[Dataset rows]
■ ■ ■ ■ ■ ■ ■

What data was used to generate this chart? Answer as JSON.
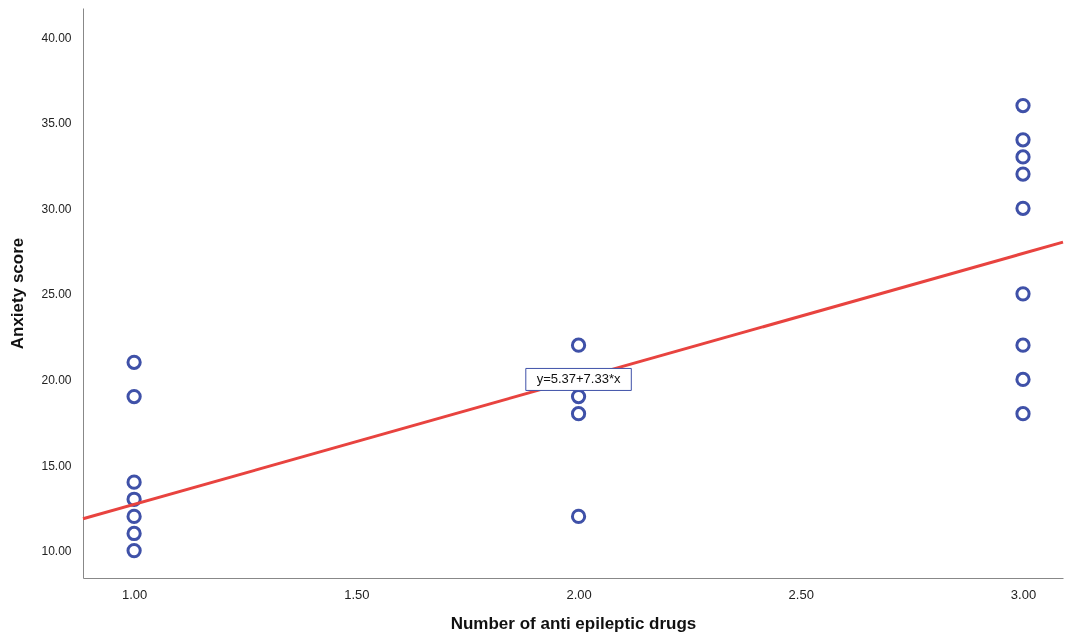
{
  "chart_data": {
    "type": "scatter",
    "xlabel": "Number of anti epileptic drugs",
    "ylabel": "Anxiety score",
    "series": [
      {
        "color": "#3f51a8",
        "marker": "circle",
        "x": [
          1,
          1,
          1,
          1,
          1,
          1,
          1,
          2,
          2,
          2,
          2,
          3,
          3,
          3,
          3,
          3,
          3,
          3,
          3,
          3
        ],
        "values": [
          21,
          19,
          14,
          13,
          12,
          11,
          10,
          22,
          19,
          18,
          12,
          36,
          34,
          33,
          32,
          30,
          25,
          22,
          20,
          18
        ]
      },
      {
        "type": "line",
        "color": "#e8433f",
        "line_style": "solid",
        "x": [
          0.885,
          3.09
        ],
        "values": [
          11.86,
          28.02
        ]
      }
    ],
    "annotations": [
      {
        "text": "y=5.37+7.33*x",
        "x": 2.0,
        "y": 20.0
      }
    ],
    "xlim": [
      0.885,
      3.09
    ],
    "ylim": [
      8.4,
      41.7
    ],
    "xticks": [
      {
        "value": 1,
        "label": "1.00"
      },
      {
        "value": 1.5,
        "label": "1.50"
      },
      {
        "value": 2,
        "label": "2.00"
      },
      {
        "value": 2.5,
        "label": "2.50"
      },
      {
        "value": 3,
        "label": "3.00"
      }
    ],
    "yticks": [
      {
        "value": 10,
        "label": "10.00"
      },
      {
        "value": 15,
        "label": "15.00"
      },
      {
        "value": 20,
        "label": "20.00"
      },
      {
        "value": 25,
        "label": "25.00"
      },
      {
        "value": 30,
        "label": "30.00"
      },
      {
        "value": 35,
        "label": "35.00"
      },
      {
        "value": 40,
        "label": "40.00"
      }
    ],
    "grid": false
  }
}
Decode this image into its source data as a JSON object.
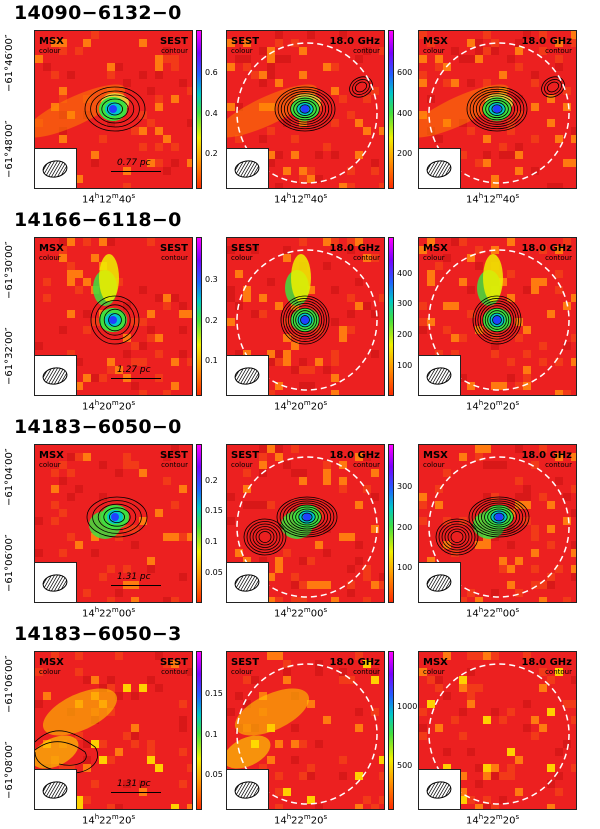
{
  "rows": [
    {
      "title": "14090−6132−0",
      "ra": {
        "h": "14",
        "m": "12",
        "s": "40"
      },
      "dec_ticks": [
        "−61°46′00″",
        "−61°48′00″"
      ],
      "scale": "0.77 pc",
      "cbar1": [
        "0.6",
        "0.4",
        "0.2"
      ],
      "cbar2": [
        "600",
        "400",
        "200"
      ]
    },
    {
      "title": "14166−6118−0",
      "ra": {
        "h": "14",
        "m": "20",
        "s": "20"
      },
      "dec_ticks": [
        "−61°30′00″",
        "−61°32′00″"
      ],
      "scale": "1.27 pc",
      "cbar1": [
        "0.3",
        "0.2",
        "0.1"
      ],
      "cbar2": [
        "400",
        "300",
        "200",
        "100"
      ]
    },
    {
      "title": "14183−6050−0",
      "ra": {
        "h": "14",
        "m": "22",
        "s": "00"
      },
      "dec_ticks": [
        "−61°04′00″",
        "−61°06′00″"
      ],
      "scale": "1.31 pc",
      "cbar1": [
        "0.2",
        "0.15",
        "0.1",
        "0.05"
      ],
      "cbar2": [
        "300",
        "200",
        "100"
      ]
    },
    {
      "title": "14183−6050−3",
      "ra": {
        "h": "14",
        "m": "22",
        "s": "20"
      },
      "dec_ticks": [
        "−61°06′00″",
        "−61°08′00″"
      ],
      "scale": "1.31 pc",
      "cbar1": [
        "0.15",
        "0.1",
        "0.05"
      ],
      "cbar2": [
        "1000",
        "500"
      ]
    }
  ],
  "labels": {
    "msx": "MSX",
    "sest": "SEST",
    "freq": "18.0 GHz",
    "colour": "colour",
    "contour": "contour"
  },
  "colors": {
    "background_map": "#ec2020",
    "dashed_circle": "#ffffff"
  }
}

■ ■ ■ ■ ■ ■ ■

What to produce:
Provide only the count of lines in the material above that hold the word "scale".

Output:
4